Available data START
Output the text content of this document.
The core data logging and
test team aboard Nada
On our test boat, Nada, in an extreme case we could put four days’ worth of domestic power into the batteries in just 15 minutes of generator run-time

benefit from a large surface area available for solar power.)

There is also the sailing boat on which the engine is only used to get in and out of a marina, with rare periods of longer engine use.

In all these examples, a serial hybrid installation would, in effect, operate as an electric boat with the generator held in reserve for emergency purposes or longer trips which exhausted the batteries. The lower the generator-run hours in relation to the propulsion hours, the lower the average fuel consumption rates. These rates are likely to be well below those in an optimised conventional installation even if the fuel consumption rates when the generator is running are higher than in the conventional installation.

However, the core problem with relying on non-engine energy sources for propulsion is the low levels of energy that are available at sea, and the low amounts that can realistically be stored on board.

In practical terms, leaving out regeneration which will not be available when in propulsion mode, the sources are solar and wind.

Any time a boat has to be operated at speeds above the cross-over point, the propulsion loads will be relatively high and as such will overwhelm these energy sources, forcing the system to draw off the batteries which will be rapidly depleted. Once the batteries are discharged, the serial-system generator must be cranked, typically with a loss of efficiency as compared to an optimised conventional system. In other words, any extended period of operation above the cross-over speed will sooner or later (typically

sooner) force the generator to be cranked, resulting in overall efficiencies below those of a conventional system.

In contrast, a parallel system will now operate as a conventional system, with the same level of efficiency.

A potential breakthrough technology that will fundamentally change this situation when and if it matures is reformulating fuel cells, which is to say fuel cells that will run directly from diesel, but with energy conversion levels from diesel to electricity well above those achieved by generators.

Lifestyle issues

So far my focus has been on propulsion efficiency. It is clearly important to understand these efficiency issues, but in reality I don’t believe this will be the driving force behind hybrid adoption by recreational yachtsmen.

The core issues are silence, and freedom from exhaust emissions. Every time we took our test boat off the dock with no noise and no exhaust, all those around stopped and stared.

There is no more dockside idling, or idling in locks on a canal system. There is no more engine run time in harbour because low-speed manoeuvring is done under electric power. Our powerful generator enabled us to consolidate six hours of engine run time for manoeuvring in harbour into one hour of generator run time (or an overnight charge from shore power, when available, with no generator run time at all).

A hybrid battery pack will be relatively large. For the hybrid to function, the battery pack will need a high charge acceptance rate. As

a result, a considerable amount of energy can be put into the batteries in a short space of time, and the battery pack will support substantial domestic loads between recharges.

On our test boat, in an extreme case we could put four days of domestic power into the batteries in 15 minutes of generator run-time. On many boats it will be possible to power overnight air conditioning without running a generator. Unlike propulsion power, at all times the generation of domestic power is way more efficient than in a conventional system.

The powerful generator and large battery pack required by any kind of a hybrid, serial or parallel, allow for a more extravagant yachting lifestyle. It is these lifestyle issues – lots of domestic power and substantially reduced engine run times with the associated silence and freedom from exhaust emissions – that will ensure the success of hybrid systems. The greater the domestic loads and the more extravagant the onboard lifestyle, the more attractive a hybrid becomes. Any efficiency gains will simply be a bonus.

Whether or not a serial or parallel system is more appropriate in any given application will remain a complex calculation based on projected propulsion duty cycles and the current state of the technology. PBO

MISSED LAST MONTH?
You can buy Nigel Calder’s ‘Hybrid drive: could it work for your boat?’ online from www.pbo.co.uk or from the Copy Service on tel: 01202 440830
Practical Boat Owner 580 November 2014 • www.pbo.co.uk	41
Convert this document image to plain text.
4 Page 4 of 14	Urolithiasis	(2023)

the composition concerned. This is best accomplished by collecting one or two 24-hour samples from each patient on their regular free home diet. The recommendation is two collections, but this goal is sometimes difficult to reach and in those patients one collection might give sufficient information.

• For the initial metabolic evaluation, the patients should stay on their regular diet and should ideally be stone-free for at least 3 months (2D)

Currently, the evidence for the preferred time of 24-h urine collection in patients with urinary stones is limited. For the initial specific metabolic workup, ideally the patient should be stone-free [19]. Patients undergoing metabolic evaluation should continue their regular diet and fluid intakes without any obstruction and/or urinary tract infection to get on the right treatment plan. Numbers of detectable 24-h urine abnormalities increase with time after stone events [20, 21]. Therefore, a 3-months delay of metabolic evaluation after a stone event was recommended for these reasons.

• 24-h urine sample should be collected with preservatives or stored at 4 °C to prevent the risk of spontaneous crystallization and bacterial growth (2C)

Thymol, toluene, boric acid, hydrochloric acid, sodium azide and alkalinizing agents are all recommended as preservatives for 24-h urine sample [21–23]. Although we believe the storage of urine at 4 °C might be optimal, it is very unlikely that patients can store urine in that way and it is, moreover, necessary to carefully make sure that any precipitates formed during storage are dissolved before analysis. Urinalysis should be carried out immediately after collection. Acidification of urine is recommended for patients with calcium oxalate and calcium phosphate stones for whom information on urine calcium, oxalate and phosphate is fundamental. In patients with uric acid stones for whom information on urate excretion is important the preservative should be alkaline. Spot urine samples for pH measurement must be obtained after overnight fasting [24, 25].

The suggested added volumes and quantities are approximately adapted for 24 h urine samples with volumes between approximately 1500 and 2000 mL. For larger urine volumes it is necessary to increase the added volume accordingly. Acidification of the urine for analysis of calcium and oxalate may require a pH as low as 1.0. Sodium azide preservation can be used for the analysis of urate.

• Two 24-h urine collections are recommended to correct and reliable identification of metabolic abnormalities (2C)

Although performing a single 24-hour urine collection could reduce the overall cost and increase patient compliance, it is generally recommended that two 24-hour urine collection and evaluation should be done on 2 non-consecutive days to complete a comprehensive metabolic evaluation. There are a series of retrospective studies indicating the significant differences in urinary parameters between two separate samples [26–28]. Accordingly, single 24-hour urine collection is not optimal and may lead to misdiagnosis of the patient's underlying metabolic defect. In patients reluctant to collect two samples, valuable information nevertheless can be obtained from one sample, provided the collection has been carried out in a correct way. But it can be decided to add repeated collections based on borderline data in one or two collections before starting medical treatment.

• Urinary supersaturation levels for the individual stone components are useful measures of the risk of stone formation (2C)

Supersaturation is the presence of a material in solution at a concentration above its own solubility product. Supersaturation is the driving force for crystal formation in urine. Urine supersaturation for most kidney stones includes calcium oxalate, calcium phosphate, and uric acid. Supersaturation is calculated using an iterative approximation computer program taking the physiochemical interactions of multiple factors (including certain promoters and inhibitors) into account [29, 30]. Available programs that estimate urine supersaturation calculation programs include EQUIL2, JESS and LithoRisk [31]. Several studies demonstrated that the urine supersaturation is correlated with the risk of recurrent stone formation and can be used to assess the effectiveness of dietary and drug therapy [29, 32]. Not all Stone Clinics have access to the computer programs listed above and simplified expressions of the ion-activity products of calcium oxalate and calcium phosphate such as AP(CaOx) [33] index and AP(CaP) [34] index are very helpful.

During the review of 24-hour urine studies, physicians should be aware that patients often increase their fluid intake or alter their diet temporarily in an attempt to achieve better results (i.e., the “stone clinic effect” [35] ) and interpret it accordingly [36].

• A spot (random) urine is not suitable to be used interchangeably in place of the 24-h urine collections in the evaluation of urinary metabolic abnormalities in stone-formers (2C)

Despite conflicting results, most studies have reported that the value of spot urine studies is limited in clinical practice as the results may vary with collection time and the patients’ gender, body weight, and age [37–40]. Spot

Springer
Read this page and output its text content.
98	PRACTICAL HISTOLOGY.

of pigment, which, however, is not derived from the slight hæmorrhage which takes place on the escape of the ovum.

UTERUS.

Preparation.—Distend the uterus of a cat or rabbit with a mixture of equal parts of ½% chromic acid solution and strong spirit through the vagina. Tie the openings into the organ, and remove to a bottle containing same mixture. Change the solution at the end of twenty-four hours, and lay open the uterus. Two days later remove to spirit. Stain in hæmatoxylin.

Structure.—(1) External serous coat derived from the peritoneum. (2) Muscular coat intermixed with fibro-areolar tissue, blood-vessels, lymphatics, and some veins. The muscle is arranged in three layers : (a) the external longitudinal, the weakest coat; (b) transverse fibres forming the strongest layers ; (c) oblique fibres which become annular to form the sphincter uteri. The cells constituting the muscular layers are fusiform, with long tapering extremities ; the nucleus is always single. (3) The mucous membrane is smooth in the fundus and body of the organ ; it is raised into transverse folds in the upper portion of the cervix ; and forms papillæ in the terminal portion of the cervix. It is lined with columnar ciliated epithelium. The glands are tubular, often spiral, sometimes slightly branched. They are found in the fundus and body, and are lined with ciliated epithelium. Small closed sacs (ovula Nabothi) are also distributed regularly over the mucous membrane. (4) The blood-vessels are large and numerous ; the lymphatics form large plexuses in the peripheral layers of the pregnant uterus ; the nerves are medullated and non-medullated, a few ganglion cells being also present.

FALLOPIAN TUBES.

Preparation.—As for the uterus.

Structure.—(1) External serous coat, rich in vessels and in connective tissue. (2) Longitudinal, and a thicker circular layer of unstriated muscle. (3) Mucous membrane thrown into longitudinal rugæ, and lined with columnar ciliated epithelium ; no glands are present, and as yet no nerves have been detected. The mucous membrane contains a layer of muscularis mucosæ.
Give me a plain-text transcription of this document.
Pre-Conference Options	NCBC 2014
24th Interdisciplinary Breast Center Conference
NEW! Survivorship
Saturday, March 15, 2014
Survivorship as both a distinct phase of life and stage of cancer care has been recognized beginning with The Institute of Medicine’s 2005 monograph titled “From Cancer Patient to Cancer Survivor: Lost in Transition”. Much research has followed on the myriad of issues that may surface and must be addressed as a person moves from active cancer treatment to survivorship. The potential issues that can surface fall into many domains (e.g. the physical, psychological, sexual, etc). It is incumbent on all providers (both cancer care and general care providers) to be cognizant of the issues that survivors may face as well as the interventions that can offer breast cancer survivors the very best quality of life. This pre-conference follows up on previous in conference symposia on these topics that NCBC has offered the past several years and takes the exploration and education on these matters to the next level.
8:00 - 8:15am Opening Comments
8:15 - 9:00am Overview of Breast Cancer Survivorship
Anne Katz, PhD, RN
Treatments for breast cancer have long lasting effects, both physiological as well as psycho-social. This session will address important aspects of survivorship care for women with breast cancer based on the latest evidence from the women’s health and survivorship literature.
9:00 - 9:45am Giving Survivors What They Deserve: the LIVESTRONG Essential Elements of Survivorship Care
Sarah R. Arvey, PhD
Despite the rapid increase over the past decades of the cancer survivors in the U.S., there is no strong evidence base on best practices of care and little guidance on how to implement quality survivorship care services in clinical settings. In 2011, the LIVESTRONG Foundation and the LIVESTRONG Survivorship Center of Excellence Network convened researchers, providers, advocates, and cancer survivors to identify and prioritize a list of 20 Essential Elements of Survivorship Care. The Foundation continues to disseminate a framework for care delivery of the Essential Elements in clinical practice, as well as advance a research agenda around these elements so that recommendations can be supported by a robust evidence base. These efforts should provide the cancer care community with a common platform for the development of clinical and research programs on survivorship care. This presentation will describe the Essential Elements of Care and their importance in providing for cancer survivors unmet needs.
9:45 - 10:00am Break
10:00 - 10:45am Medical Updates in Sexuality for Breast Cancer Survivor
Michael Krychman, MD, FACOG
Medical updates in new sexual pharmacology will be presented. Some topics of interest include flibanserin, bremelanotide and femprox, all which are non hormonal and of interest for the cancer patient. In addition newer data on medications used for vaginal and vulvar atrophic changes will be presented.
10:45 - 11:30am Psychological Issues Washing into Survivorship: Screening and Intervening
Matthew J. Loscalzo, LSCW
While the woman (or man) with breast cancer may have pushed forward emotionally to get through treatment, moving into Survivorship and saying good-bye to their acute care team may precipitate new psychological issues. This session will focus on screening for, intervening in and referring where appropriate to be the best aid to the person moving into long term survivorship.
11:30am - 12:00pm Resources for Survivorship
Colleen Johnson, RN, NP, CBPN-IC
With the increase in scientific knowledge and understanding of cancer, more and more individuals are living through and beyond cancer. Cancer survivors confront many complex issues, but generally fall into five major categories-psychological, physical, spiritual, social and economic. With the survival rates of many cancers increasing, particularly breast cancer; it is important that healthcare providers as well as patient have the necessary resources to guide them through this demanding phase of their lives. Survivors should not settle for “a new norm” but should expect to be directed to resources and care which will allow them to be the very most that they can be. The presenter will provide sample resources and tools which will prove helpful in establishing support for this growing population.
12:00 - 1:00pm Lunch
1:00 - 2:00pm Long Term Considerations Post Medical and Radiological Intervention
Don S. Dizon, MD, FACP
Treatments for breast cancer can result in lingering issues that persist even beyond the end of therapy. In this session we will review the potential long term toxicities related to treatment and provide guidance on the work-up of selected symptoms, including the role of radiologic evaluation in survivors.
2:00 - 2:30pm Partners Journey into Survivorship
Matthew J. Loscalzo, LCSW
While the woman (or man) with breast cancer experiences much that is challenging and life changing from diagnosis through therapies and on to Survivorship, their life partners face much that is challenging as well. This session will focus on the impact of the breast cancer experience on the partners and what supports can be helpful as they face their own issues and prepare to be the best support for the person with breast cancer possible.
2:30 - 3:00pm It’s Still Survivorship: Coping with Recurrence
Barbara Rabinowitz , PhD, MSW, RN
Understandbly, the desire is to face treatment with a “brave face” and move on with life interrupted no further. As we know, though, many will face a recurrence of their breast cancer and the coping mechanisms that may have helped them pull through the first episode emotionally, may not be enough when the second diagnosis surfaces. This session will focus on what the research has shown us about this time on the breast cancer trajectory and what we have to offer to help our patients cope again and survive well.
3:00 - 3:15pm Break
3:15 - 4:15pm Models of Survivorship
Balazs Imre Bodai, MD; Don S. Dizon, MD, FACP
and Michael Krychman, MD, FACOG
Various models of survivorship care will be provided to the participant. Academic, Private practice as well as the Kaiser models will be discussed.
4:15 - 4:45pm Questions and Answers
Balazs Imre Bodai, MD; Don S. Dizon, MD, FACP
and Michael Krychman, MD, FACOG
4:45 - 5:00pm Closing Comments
Available data END
**Exercise requirements**
Scan the material above for the string "content", returning each line that contains it.

**Exercise solution**
Output the text content of this document.
Read this page and output its text content.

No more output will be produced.